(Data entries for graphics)
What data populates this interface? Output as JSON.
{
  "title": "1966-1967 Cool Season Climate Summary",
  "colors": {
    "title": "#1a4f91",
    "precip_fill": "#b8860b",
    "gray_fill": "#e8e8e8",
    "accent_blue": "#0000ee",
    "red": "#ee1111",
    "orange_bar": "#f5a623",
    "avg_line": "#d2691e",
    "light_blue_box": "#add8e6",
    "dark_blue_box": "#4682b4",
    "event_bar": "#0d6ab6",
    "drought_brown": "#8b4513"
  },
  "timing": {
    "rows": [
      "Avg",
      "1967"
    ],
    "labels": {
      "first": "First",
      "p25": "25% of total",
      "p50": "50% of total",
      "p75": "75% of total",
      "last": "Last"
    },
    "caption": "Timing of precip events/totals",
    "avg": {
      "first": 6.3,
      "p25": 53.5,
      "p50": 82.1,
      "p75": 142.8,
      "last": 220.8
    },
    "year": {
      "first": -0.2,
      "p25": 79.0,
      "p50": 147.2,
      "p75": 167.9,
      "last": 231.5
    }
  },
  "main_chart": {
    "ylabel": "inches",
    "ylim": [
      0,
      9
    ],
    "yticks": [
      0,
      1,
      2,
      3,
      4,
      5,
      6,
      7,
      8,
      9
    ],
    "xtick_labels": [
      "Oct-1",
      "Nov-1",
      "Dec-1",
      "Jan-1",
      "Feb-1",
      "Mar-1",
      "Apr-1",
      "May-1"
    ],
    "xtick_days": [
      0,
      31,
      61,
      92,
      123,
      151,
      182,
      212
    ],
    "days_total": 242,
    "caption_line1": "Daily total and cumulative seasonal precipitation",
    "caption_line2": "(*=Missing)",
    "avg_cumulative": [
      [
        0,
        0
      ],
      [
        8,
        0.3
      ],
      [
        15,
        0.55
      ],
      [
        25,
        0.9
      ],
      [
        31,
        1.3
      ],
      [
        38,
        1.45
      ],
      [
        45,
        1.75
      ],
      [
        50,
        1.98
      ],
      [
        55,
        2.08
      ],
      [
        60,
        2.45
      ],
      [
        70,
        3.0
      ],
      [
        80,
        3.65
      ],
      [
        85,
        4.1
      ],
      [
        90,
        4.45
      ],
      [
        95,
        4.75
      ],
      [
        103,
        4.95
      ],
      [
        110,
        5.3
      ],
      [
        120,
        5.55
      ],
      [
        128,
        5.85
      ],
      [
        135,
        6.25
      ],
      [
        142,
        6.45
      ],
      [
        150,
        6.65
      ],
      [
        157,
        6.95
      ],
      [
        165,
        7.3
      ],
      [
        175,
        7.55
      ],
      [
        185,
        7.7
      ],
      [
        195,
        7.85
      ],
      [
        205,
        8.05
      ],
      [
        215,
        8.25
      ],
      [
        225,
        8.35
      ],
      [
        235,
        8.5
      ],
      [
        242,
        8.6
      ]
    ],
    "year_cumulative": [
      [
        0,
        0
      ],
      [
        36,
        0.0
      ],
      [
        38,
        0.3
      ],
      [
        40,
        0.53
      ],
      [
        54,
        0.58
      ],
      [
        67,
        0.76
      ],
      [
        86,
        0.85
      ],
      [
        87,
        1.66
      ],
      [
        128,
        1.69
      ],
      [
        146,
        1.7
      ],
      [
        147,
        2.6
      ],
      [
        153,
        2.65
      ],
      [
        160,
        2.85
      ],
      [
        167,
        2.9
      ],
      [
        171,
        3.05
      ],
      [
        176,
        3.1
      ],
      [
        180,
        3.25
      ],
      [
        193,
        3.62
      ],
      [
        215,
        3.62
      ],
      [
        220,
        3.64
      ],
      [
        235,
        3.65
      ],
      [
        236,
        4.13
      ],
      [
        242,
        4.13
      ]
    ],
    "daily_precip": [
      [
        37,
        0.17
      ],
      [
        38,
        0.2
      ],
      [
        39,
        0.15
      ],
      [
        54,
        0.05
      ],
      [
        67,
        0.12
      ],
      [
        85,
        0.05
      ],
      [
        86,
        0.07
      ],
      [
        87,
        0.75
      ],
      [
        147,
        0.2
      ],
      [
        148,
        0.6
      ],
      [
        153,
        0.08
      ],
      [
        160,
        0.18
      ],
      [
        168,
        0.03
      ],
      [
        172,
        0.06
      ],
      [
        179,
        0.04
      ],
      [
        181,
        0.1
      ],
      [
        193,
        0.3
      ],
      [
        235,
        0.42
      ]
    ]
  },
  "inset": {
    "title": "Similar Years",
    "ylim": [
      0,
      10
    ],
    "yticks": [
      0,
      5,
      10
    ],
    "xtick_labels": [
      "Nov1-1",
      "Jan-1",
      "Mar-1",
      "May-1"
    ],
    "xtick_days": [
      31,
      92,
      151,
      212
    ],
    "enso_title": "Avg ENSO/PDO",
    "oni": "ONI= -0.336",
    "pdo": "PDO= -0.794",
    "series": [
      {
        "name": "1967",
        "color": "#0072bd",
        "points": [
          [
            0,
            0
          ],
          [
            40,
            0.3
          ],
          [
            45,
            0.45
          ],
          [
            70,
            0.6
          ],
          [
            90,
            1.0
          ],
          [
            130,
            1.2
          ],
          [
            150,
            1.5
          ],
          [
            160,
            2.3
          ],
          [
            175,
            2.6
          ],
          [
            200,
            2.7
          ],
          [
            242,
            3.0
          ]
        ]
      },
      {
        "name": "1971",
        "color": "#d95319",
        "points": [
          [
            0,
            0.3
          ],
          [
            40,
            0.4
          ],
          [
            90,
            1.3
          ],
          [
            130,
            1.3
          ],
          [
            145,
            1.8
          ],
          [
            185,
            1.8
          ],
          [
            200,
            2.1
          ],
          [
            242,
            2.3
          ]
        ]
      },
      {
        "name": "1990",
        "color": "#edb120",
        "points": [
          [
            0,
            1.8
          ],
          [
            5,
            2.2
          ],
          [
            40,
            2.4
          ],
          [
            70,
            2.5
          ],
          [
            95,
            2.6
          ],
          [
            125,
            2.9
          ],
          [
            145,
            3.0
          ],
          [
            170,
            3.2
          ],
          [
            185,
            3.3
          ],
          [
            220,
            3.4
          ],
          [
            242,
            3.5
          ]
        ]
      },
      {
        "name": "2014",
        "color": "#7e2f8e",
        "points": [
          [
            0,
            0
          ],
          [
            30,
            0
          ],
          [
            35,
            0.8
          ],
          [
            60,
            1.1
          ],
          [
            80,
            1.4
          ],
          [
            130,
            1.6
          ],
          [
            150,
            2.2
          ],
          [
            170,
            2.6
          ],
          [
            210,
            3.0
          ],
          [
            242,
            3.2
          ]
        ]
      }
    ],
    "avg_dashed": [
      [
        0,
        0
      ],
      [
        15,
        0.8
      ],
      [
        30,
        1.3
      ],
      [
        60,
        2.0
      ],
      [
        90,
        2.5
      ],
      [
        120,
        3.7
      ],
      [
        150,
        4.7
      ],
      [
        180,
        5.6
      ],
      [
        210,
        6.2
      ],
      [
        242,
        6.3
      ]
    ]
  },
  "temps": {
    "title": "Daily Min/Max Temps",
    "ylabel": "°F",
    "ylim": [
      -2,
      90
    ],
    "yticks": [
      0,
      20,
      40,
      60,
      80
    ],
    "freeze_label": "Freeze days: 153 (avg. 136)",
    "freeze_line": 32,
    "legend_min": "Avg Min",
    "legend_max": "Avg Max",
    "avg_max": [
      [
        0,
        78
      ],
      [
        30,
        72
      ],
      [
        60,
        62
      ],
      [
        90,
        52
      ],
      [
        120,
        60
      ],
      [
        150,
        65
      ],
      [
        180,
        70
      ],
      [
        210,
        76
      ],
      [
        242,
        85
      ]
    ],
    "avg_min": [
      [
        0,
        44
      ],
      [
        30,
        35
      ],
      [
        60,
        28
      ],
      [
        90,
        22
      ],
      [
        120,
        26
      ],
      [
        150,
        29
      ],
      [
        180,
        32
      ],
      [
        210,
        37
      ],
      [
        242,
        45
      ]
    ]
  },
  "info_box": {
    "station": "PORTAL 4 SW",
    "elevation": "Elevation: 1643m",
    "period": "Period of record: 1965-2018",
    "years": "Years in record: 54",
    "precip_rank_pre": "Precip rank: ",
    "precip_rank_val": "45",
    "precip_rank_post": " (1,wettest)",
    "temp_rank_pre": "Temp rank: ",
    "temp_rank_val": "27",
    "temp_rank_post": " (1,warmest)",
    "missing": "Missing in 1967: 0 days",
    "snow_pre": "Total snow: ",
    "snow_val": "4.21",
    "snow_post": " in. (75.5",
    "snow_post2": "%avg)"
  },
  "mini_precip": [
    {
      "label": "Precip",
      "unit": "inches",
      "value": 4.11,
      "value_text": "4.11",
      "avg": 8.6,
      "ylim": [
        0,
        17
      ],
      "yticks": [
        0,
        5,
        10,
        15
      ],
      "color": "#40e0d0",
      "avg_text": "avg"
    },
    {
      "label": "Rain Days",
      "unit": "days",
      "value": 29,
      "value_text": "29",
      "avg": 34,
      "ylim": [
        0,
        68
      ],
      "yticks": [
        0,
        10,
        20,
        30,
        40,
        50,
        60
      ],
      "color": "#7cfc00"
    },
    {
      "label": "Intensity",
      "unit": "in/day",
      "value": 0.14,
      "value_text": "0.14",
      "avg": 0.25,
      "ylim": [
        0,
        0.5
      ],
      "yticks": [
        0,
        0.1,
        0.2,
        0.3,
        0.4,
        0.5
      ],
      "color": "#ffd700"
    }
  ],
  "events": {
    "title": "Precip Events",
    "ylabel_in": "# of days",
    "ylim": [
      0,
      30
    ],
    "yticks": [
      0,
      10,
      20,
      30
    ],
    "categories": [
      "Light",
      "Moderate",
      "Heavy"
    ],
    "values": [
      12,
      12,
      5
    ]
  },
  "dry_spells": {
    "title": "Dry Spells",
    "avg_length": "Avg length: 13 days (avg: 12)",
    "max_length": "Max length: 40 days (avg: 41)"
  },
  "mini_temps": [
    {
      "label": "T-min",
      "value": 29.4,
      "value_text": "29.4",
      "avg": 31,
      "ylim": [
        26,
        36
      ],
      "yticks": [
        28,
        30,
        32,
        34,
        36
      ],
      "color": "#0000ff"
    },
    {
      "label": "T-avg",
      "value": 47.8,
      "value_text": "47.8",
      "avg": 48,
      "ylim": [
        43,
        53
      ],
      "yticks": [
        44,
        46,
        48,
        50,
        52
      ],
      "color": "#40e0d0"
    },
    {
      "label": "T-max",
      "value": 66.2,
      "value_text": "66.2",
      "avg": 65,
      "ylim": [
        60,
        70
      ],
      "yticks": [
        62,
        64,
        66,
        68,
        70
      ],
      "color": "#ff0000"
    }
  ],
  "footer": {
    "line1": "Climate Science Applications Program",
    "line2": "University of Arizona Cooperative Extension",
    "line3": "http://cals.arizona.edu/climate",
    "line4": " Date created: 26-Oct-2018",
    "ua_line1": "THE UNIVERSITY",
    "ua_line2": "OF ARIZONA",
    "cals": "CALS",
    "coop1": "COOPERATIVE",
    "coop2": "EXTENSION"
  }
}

*Stated problem*
Pull out all lines containing the word "Years" from the entries above.

*Solution for this task*
    "title": "Similar Years",
    "years": "Years in record: 54",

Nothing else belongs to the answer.